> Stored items
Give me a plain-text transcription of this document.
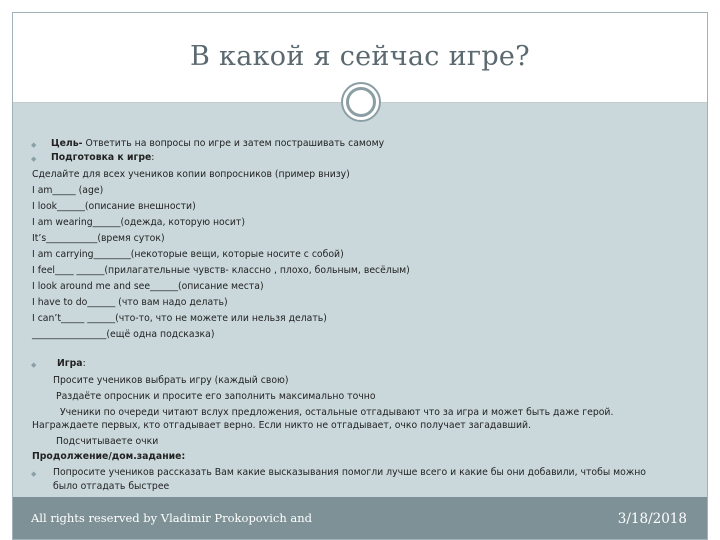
В какой я сейчас игре?
◆ Цель- Ответить на вопросы по игре и затем пострашивать самому
◆ Подготовка к игре:
Сделайте для всех учеников копии вопросников (пример внизу)
I am_____ (age)
I look______(описание внешности)
I am wearing______(одежда, которую носит)
It’s___________(время суток)
I am carrying________(некоторые вещи, которые носите с собой)
I feel____ ______(прилагательные чувств- классно , плохо, больным, весёлым)
I look around me and see______(описание места)
I have to do______ (что вам надо делать)
I can’t_____ ______(что-то, что не можете или нельзя делать)
________________(ещё одна подсказка)
◆ Игра:
Просите учеников выбрать игру (каждый свою)
Раздаёте опросник и просите его заполнить максимально точно
Ученики по очереди читают вслух предложения, остальные отгадывают что за игра и может быть даже герой.
Награждаете первых, кто отгадывает верно. Если никто не отгадывает, очко получает загадавший.
Подсчитываете очки
Продолжение/дом.задание:
◆ Попросите учеников рассказать Вам какие высказывания помогли лучше всего и какие бы они добавили, чтобы можно
было отгадать быстрее
All rights reserved by Vladimir Prokopovich and	3/18/2018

> TASK OBJECTIVE
Make an exact copy of the listing above. Do not include the pictures.

> TASK SOLUTION
Give me a plain-text transcription of this document.
В какой я сейчас игре?
◆ Цель- Ответить на вопросы по игре и затем пострашивать самому
◆ Подготовка к игре:
Сделайте для всех учеников копии вопросников (пример внизу)
I am_____ (age)
I look______(описание внешности)
I am wearing______(одежда, которую носит)
It’s___________(время суток)
I am carrying________(некоторые вещи, которые носите с собой)
I feel____ ______(прилагательные чувств- классно , плохо, больным, весёлым)
I look around me and see______(описание места)
I have to do______ (что вам надо делать)
I can’t_____ ______(что-то, что не можете или нельзя делать)
________________(ещё одна подсказка)
◆ Игра:
Просите учеников выбрать игру (каждый свою)
Раздаёте опросник и просите его заполнить максимально точно
Ученики по очереди читают вслух предложения, остальные отгадывают что за игра и может быть даже герой.
Награждаете первых, кто отгадывает верно. Если никто не отгадывает, очко получает загадавший.
Подсчитываете очки
Продолжение/дом.задание:
◆ Попросите учеников рассказать Вам какие высказывания помогли лучше всего и какие бы они добавили, чтобы можно
было отгадать быстрее
All rights reserved by Vladimir Prokopovich and	3/18/2018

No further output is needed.